- WHAT YOU HAVE TO DO -
Filter the data below for the string "ylabel" and copy each matching line.

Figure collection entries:
↓↓↓

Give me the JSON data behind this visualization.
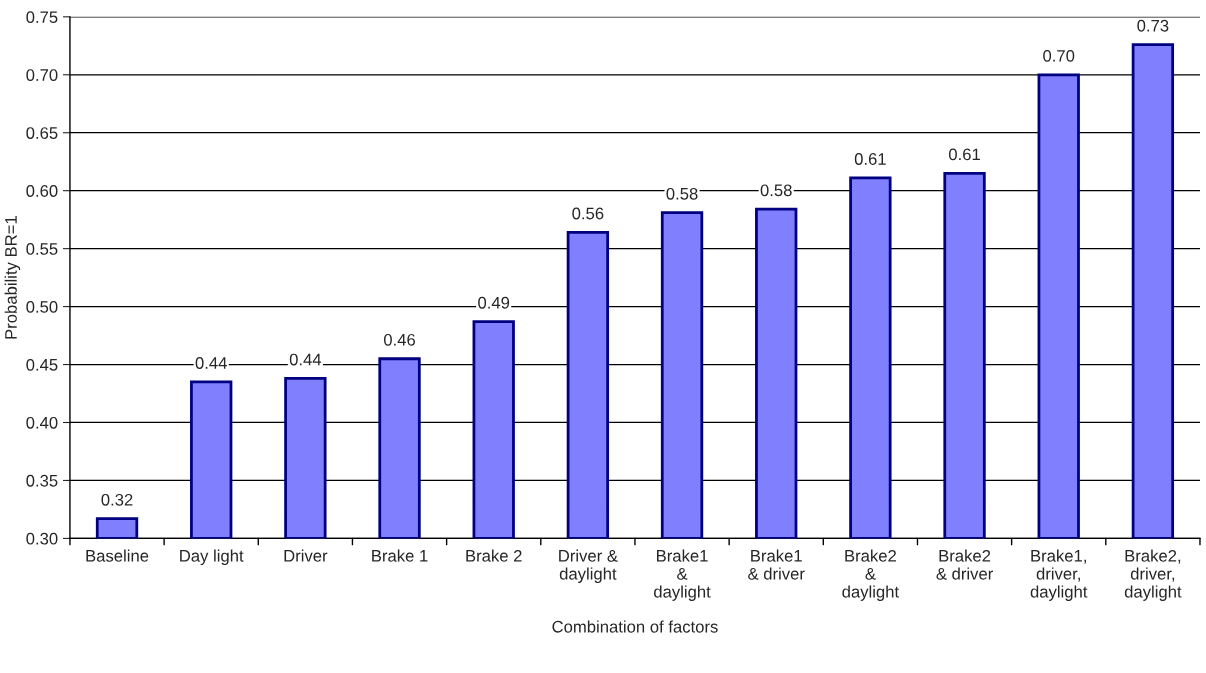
{
  "chart_data": {
    "type": "bar",
    "xlabel": "Combination of factors",
    "ylabel": "Probability BR=1",
    "categories": [
      "Baseline",
      "Day light",
      "Driver",
      "Brake 1",
      "Brake 2",
      "Driver &\ndaylight",
      "Brake1\n&\ndaylight",
      "Brake1\n& driver",
      "Brake2\n&\ndaylight",
      "Brake2\n& driver",
      "Brake1,\ndriver,\ndaylight",
      "Brake2,\ndriver,\ndaylight"
    ],
    "values": [
      0.317,
      0.435,
      0.438,
      0.455,
      0.487,
      0.564,
      0.581,
      0.584,
      0.611,
      0.615,
      0.7,
      0.726
    ],
    "value_labels": [
      "0.32",
      "0.44",
      "0.44",
      "0.46",
      "0.49",
      "0.56",
      "0.58",
      "0.58",
      "0.61",
      "0.61",
      "0.70",
      "0.73"
    ],
    "color": "#8080ff",
    "ylim": [
      0.3,
      0.75
    ],
    "yticks": [
      {
        "value": 0.3,
        "label": "0.30"
      },
      {
        "value": 0.35,
        "label": "0.35"
      },
      {
        "value": 0.4,
        "label": "0.40"
      },
      {
        "value": 0.45,
        "label": "0.45"
      },
      {
        "value": 0.5,
        "label": "0.50"
      },
      {
        "value": 0.55,
        "label": "0.55"
      },
      {
        "value": 0.6,
        "label": "0.60"
      },
      {
        "value": 0.65,
        "label": "0.65"
      },
      {
        "value": 0.7,
        "label": "0.70"
      },
      {
        "value": 0.75,
        "label": "0.75"
      }
    ],
    "grid": "y"
  }
}
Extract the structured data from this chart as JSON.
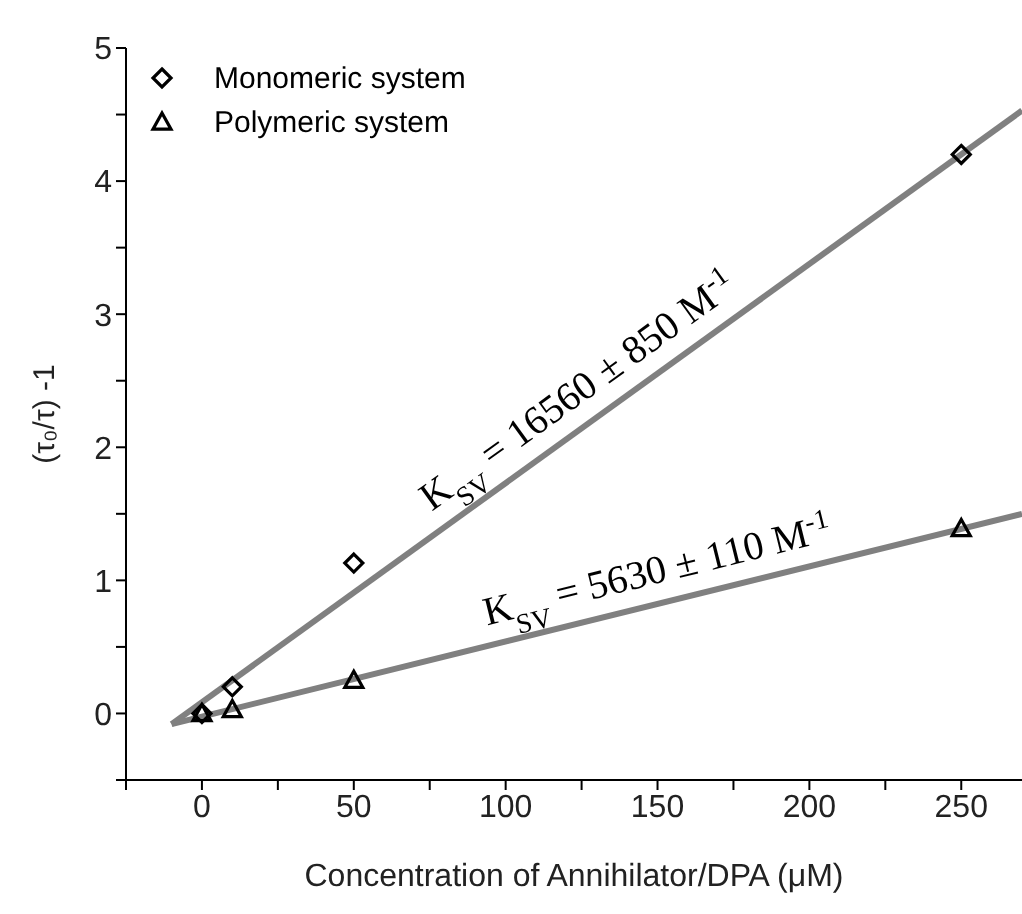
{
  "chart_data": {
    "type": "scatter",
    "xlabel": "Concentration of Annihilator/DPA (μM)",
    "ylabel": "(τ₀/τ) -1",
    "xlim": [
      -25,
      270
    ],
    "ylim": [
      -0.5,
      5
    ],
    "xticks": [
      {
        "value": -25,
        "label": null
      },
      0,
      {
        "value": 25,
        "label": null
      },
      50,
      {
        "value": 75,
        "label": null
      },
      100,
      {
        "value": 125,
        "label": null
      },
      150,
      {
        "value": 175,
        "label": null
      },
      200,
      {
        "value": 225,
        "label": null
      },
      250
    ],
    "yticks": [
      {
        "value": -0.5,
        "label": null
      },
      0,
      {
        "value": 0.5,
        "label": null
      },
      1,
      {
        "value": 1.5,
        "label": null
      },
      2,
      {
        "value": 2.5,
        "label": null
      },
      3,
      {
        "value": 3.5,
        "label": null
      },
      4,
      {
        "value": 4.5,
        "label": null
      },
      5
    ],
    "legend": "top left",
    "grid": false,
    "series": [
      {
        "type": "line",
        "x": [
          -10,
          270
        ],
        "values": [
          -0.08,
          4.53
        ],
        "color": "#808080",
        "marker": "none"
      },
      {
        "type": "line",
        "x": [
          -10,
          270
        ],
        "values": [
          -0.08,
          1.5
        ],
        "color": "#808080",
        "marker": "none"
      },
      {
        "name": "Monomeric system",
        "x": [
          0,
          10,
          50,
          250
        ],
        "values": [
          0,
          0.2,
          1.13,
          4.2
        ],
        "color": "#000000",
        "marker": "diamond"
      },
      {
        "name": "Polymeric system",
        "x": [
          0,
          10,
          50,
          250
        ],
        "values": [
          0,
          0.03,
          0.25,
          1.39
        ],
        "color": "#000000",
        "marker": "triangle"
      }
    ],
    "annotations": [
      "K$_{SV}$ = 16560 ± 850 M$^{-1}$",
      "K$_{SV}$ = 5630 ± 110 M$^{-1}$"
    ]
  }
}
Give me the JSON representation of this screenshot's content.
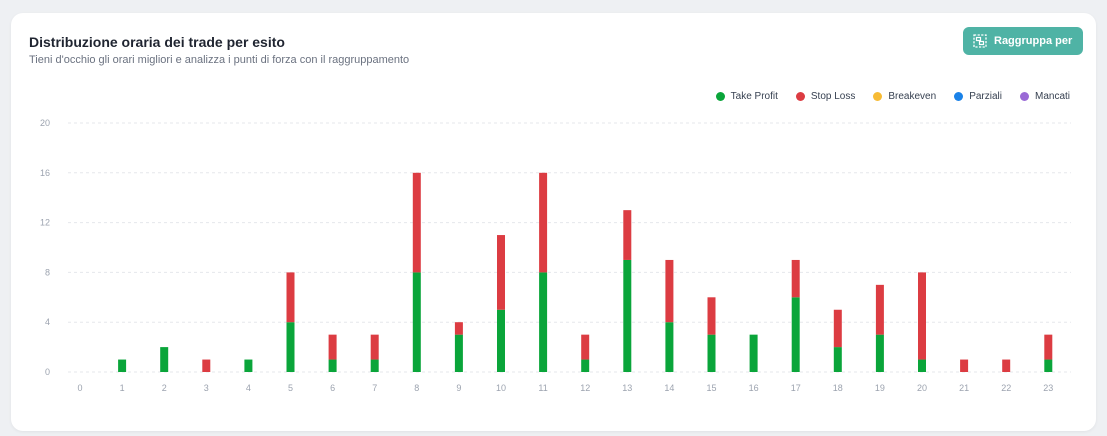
{
  "header": {
    "title": "Distribuzione oraria dei trade per esito",
    "subtitle": "Tieni d'occhio gli orari migliori e analizza i punti di forza con il raggruppamento",
    "group_button_label": "Raggruppa per"
  },
  "colors": {
    "take_profit": "#0aa53a",
    "stop_loss": "#dc3c42",
    "breakeven": "#f7bb35",
    "parziali": "#1a82e8",
    "mancati": "#9a6ad6",
    "button": "#4fb3a5"
  },
  "legend": [
    {
      "label": "Take Profit",
      "color": "#0aa53a"
    },
    {
      "label": "Stop Loss",
      "color": "#dc3c42"
    },
    {
      "label": "Breakeven",
      "color": "#f7bb35"
    },
    {
      "label": "Parziali",
      "color": "#1a82e8"
    },
    {
      "label": "Mancati",
      "color": "#9a6ad6"
    }
  ],
  "chart_data": {
    "type": "bar",
    "stacked": true,
    "categories": [
      "0",
      "1",
      "2",
      "3",
      "4",
      "5",
      "6",
      "7",
      "8",
      "9",
      "10",
      "11",
      "12",
      "13",
      "14",
      "15",
      "16",
      "17",
      "18",
      "19",
      "20",
      "21",
      "22",
      "23"
    ],
    "series": [
      {
        "name": "Take Profit",
        "color": "#0aa53a",
        "values": [
          0,
          1,
          2,
          0,
          1,
          4,
          1,
          1,
          8,
          3,
          5,
          8,
          1,
          9,
          4,
          3,
          3,
          6,
          2,
          3,
          1,
          0,
          0,
          1
        ]
      },
      {
        "name": "Stop Loss",
        "color": "#dc3c42",
        "values": [
          0,
          0,
          0,
          1,
          0,
          4,
          2,
          2,
          8,
          1,
          6,
          8,
          2,
          4,
          5,
          3,
          0,
          3,
          3,
          4,
          7,
          1,
          1,
          2
        ]
      },
      {
        "name": "Breakeven",
        "color": "#f7bb35",
        "values": [
          0,
          0,
          0,
          0,
          0,
          0,
          0,
          0,
          0,
          0,
          0,
          0,
          0,
          0,
          0,
          0,
          0,
          0,
          0,
          0,
          0,
          0,
          0,
          0
        ]
      },
      {
        "name": "Parziali",
        "color": "#1a82e8",
        "values": [
          0,
          0,
          0,
          0,
          0,
          0,
          0,
          0,
          0,
          0,
          0,
          0,
          0,
          0,
          0,
          0,
          0,
          0,
          0,
          0,
          0,
          0,
          0,
          0
        ]
      },
      {
        "name": "Mancati",
        "color": "#9a6ad6",
        "values": [
          0,
          0,
          0,
          0,
          0,
          0,
          0,
          0,
          0,
          0,
          0,
          0,
          0,
          0,
          0,
          0,
          0,
          0,
          0,
          0,
          0,
          0,
          0,
          0
        ]
      }
    ],
    "yticks": [
      "0",
      "4",
      "8",
      "12",
      "16",
      "20"
    ],
    "ylim": [
      0,
      20
    ],
    "grid": true,
    "legend_position": "top-right",
    "xlabel": "",
    "ylabel": ""
  }
}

↑↑↑

- ANSWER TO THE EXERCISE -
    "ylabel": "Probability BR=1",
    "ylabel": "(τ₀/τ) -1",
    "ylabel": ""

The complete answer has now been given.